PROBLEM STATEMENT:
Repeat all of the data below word for word, keeping no images.

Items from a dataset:

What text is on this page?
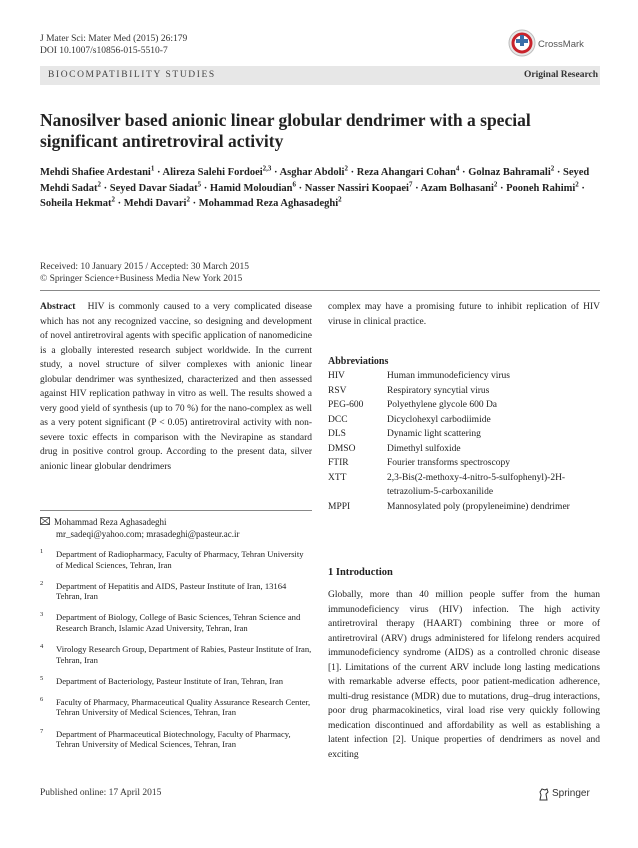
J Mater Sci: Mater Med (2015) 26:179
DOI 10.1007/s10856-015-5510-7
CrossMark
BIOCOMPATIBILITY STUDIES	Original Research
Nanosilver based anionic linear globular dendrimer with a special significant antiretroviral activity
Mehdi Shafiee Ardestani$^1$ · Alireza Salehi Fordoei$^{2,3}$ · Asghar Abdoli$^2$ · Reza Ahangari Cohan$^4$ · Golnaz Bahramali$^2$ · Seyed Mehdi Sadat$^2$ · Seyed Davar Siadat$^5$ · Hamid Moloudian$^6$ · Nasser Nassiri Koopaei$^7$ · Azam Bolhasani$^2$ · Pooneh Rahimi$^2$ · Soheila Hekmat$^2$ · Mehdi Davari$^2$ · Mohammad Reza Aghasadeghi$^2$
Received: 10 January 2015 / Accepted: 30 March 2015
© Springer Science+Business Media New York 2015
Abstract HIV is commonly caused to a very complicated disease which has not any recognized vaccine, so designing and development of novel antiretroviral agents with specific application of nanomedicine is a globally interested research subject worldwide. In the current study, a novel structure of silver complexes with anionic linear globular dendrimer was synthesized, characterized and then assessed against HIV replication pathway in vitro as well. The results showed a very good yield of synthesis (up to 70 %) for the nano-complex as well as a very potent significant (P < 0.05) antiretroviral activity with non-severe toxic effects in comparison with the Nevirapine as standard drug in positive control group. According to the present data, silver anionic linear globular dendrimers
Mohammad Reza Aghasadeghi
mr_sadeqi@yahoo.com; mrasadeghi@pasteur.ac.ir
1 Department of Radiopharmacy, Faculty of Pharmacy, Tehran University of Medical Sciences, Tehran, Iran
2 Department of Hepatitis and AIDS, Pasteur Institute of Iran, 13164 Tehran, Iran
3 Department of Biology, College of Basic Sciences, Tehran Science and Research Branch, Islamic Azad University, Tehran, Iran
4 Virology Research Group, Department of Rabies, Pasteur Institute of Iran, Tehran, Iran
5 Department of Bacteriology, Pasteur Institute of Iran, Tehran, Iran
6 Faculty of Pharmacy, Pharmaceutical Quality Assurance Research Center, Tehran University of Medical Sciences, Tehran, Iran
7 Department of Pharmaceutical Biotechnology, Faculty of Pharmacy, Tehran University of Medical Sciences, Tehran, Iran
complex may have a promising future to inhibit replication of HIV viruse in clinical practice.
Abbreviations
HIV	Human immunodeficiency virus
RSV	Respiratory syncytial virus
PEG-600	Polyethylene glycole 600 Da
DCC	Dicyclohexyl carbodiimide
DLS	Dynamic light scattering
DMSO	Dimethyl sulfoxide
FTIR	Fourier transforms spectroscopy
XTT	2,3-Bis(2-methoxy-4-nitro-5-sulfophenyl)-2H-tetrazolium-5-carboxanilide
MPPI	Mannosylated poly (propyleneimine) dendrimer
1 Introduction
Globally, more than 40 million people suffer from the human immunodeficiency virus (HIV) infection. The high activity antiretroviral therapy (HAART) combining three or more of antiretroviral (ARV) drugs administered for lifelong renders acquired immunodeficiency syndrome (AIDS) as a controlled chronic disease [1]. Limitations of the current ARV include long lasting medications with remarkable adverse effects, poor patient-medication adherence, multi-drug resistance (MDR) due to mutations, drug–drug interactions, poor drug pharmacokinetics, viral load rise very quickly following medication discontinued and affordability as well as establishing a latent infection [2]. Unique properties of dendrimers as novel and exciting
Published online: 17 April 2015	Springer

OUTPUT FOR THIS EXERCISE:
What text is on this page?
J Mater Sci: Mater Med (2015) 26:179
DOI 10.1007/s10856-015-5510-7
CrossMark
BIOCOMPATIBILITY STUDIES	Original Research
Nanosilver based anionic linear globular dendrimer with a special significant antiretroviral activity
Mehdi Shafiee Ardestani$^1$ · Alireza Salehi Fordoei$^{2,3}$ · Asghar Abdoli$^2$ · Reza Ahangari Cohan$^4$ · Golnaz Bahramali$^2$ · Seyed Mehdi Sadat$^2$ · Seyed Davar Siadat$^5$ · Hamid Moloudian$^6$ · Nasser Nassiri Koopaei$^7$ · Azam Bolhasani$^2$ · Pooneh Rahimi$^2$ · Soheila Hekmat$^2$ · Mehdi Davari$^2$ · Mohammad Reza Aghasadeghi$^2$
Received: 10 January 2015 / Accepted: 30 March 2015
© Springer Science+Business Media New York 2015
Abstract HIV is commonly caused to a very complicated disease which has not any recognized vaccine, so designing and development of novel antiretroviral agents with specific application of nanomedicine is a globally interested research subject worldwide. In the current study, a novel structure of silver complexes with anionic linear globular dendrimer was synthesized, characterized and then assessed against HIV replication pathway in vitro as well. The results showed a very good yield of synthesis (up to 70 %) for the nano-complex as well as a very potent significant (P < 0.05) antiretroviral activity with non-severe toxic effects in comparison with the Nevirapine as standard drug in positive control group. According to the present data, silver anionic linear globular dendrimers
Mohammad Reza Aghasadeghi
mr_sadeqi@yahoo.com; mrasadeghi@pasteur.ac.ir
1 Department of Radiopharmacy, Faculty of Pharmacy, Tehran University of Medical Sciences, Tehran, Iran
2 Department of Hepatitis and AIDS, Pasteur Institute of Iran, 13164 Tehran, Iran
3 Department of Biology, College of Basic Sciences, Tehran Science and Research Branch, Islamic Azad University, Tehran, Iran
4 Virology Research Group, Department of Rabies, Pasteur Institute of Iran, Tehran, Iran
5 Department of Bacteriology, Pasteur Institute of Iran, Tehran, Iran
6 Faculty of Pharmacy, Pharmaceutical Quality Assurance Research Center, Tehran University of Medical Sciences, Tehran, Iran
7 Department of Pharmaceutical Biotechnology, Faculty of Pharmacy, Tehran University of Medical Sciences, Tehran, Iran
complex may have a promising future to inhibit replication of HIV viruse in clinical practice.
Abbreviations
HIV	Human immunodeficiency virus
RSV	Respiratory syncytial virus
PEG-600	Polyethylene glycole 600 Da
DCC	Dicyclohexyl carbodiimide
DLS	Dynamic light scattering
DMSO	Dimethyl sulfoxide
FTIR	Fourier transforms spectroscopy
XTT	2,3-Bis(2-methoxy-4-nitro-5-sulfophenyl)-2H-tetrazolium-5-carboxanilide
MPPI	Mannosylated poly (propyleneimine) dendrimer
1 Introduction
Globally, more than 40 million people suffer from the human immunodeficiency virus (HIV) infection. The high activity antiretroviral therapy (HAART) combining three or more of antiretroviral (ARV) drugs administered for lifelong renders acquired immunodeficiency syndrome (AIDS) as a controlled chronic disease [1]. Limitations of the current ARV include long lasting medications with remarkable adverse effects, poor patient-medication adherence, multi-drug resistance (MDR) due to mutations, drug–drug interactions, poor drug pharmacokinetics, viral load rise very quickly following medication discontinued and affordability as well as establishing a latent infection [2]. Unique properties of dendrimers as novel and exciting
Published online: 17 April 2015	Springer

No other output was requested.